((
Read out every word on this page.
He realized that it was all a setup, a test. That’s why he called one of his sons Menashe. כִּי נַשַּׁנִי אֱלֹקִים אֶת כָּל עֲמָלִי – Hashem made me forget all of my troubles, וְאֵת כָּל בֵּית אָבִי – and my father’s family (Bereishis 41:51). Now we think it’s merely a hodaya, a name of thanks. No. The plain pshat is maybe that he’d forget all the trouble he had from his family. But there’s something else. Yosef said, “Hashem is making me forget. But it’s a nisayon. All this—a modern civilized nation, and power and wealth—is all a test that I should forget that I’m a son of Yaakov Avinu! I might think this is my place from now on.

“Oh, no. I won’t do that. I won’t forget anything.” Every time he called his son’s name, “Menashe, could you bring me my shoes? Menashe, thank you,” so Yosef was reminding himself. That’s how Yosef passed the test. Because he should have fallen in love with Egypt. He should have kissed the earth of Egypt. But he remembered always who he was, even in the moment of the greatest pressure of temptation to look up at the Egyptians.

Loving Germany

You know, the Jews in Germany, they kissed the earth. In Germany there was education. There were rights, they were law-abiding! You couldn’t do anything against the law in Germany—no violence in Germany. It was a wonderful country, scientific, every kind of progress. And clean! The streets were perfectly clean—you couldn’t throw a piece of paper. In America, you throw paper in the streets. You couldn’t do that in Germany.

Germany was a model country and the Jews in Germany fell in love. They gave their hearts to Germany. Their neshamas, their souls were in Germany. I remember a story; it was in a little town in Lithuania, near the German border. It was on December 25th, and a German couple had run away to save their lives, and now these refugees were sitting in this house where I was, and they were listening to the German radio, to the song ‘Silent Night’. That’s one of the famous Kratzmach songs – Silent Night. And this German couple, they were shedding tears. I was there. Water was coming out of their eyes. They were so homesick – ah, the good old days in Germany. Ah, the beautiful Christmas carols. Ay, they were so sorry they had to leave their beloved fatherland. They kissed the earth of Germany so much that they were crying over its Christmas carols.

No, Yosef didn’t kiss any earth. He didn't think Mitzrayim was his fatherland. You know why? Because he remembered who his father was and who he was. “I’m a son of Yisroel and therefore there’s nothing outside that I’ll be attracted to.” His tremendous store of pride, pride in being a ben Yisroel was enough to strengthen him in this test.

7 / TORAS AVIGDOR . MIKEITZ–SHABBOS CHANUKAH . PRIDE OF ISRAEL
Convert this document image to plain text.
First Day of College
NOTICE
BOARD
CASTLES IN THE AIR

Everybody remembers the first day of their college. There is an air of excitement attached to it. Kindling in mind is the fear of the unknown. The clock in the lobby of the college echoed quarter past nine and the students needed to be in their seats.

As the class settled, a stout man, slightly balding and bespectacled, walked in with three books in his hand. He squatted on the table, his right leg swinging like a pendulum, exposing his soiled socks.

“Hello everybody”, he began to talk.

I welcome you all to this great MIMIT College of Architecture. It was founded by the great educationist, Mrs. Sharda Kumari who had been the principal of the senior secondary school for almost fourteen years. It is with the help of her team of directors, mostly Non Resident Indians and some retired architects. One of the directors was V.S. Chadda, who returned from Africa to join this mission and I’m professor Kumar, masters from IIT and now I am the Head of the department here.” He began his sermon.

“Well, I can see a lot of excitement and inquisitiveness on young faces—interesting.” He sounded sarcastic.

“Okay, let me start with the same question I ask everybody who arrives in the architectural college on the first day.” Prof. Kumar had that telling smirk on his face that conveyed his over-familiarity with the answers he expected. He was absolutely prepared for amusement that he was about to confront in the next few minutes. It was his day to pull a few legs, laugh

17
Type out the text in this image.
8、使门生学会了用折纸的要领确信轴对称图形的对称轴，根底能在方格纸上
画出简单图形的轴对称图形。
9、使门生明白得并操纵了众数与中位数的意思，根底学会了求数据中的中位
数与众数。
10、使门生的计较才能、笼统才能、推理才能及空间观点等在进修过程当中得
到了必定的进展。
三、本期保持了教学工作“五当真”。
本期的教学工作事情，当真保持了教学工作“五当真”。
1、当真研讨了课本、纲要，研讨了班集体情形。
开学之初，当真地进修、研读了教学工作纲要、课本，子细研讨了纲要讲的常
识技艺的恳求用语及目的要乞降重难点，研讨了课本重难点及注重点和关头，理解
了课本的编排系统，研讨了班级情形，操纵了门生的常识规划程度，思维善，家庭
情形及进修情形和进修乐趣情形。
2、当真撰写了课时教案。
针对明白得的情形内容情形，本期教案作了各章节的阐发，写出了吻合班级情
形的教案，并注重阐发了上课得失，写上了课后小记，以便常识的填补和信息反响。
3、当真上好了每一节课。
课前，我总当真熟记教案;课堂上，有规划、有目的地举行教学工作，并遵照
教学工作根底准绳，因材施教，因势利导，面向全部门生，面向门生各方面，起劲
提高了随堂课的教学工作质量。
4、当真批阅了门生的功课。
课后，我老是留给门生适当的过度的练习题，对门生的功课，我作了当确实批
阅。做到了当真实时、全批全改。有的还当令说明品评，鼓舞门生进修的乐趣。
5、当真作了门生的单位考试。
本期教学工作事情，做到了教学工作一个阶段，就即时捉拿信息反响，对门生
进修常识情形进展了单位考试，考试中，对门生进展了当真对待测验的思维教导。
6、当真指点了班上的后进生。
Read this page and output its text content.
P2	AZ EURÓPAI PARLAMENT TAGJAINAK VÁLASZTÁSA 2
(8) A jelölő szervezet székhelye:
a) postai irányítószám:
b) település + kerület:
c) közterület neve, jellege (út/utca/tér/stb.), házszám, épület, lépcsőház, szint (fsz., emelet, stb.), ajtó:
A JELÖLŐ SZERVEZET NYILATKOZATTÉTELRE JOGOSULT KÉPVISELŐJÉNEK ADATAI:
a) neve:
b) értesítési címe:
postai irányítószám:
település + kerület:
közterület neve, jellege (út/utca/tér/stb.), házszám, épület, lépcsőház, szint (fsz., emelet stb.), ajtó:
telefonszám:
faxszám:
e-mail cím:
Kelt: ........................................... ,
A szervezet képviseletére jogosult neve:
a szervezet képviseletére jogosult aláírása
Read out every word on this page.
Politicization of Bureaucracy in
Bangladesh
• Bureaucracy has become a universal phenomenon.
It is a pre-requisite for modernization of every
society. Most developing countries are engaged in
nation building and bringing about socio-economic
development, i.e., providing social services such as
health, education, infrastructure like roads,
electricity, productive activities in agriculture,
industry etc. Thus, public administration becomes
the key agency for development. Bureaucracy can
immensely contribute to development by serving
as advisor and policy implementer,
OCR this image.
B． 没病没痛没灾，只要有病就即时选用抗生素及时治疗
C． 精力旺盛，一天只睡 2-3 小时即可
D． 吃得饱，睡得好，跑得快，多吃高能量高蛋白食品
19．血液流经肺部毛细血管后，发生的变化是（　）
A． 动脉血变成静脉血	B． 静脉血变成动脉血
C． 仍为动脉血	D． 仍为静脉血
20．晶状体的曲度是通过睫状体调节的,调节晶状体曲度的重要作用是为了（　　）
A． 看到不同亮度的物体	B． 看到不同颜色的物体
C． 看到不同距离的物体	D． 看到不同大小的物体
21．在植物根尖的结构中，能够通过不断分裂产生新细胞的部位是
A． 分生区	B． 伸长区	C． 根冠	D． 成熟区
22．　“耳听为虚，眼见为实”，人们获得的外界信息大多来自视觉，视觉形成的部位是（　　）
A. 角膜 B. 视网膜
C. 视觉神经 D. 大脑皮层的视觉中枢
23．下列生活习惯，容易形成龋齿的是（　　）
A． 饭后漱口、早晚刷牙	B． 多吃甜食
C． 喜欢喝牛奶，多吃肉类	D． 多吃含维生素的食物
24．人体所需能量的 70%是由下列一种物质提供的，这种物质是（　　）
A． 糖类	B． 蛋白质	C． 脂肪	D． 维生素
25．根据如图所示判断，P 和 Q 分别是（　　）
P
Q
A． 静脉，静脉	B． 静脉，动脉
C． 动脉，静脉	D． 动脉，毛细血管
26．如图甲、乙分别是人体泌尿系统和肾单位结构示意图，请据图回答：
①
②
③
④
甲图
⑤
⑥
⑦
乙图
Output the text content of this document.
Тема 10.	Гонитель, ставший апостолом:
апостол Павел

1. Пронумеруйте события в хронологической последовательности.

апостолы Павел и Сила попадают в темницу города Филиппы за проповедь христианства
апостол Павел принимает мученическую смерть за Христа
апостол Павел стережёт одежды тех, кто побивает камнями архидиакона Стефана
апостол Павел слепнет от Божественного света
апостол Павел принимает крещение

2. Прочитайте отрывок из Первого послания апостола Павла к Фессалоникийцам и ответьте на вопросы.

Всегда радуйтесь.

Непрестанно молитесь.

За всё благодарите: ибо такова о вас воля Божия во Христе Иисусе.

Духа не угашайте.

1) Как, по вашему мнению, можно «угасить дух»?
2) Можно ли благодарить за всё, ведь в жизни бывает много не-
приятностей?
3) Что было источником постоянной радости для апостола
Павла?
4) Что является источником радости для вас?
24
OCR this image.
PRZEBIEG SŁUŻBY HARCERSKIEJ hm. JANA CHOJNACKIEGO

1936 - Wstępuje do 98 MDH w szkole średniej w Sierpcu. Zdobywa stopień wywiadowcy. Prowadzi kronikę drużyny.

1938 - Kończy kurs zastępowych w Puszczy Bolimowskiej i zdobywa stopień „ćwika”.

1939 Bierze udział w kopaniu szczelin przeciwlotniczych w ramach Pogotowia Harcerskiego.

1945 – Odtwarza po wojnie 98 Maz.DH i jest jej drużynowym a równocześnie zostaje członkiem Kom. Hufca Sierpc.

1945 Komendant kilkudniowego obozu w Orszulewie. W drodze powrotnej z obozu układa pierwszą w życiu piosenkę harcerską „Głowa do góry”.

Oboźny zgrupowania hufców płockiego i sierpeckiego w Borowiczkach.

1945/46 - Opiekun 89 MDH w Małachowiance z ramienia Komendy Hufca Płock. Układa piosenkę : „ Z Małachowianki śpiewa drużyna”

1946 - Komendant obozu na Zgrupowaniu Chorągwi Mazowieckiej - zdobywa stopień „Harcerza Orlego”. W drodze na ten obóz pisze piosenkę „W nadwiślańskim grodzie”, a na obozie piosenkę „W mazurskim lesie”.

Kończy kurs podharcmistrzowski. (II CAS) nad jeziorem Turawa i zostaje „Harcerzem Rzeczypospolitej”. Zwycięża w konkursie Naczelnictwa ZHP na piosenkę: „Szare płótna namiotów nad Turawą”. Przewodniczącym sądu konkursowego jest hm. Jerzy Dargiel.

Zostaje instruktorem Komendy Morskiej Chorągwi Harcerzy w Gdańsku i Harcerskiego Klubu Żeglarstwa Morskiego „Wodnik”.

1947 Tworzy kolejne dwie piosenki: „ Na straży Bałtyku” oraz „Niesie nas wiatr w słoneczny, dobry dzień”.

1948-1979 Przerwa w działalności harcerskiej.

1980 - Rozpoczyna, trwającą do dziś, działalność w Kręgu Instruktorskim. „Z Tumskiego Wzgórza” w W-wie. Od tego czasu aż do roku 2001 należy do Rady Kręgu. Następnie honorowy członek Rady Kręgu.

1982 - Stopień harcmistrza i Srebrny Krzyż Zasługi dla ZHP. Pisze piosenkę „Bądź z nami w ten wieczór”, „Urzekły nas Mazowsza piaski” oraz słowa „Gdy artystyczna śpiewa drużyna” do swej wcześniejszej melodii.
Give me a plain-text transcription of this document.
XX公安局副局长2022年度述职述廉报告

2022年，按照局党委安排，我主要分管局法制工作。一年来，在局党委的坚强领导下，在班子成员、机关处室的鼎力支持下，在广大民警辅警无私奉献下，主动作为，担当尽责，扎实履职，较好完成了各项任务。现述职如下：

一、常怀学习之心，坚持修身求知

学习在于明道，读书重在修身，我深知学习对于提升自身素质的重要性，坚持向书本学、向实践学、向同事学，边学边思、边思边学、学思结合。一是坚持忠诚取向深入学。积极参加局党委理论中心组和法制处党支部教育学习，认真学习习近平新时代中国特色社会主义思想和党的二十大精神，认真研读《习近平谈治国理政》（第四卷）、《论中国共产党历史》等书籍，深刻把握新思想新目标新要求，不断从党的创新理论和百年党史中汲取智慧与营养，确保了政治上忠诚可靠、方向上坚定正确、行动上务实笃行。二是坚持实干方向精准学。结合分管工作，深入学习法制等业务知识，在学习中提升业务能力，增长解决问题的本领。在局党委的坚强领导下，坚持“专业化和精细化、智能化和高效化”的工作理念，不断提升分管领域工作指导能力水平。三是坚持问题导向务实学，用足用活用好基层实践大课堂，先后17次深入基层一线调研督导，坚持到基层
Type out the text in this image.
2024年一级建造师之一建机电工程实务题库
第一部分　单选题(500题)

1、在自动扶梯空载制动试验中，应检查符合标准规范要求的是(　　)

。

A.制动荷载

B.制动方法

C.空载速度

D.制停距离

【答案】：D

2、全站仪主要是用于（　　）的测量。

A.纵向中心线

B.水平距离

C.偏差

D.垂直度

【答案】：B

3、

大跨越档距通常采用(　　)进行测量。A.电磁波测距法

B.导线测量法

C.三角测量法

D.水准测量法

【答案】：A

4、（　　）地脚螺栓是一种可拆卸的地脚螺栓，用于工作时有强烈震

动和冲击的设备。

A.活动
))
- _Exercise aim_
From the entries above, copy every line where the word "Kończy" shows up.

- _Solution for this task_
1938 - Kończy kurs zastępowych w Puszczy Bolimowskiej i zdobywa stopień „ćwika”.
Kończy kurs podharcmistrzowski. (II CAS) nad jeziorem Turawa i zostaje „Harcerzem Rzeczypospolitej”. Zwycięża w konkursie Naczelnictwa ZHP na piosenkę: „Szare płótna namiotów nad Turawą”. Przewodniczącym sądu konkursowego jest hm. Jerzy Dargiel.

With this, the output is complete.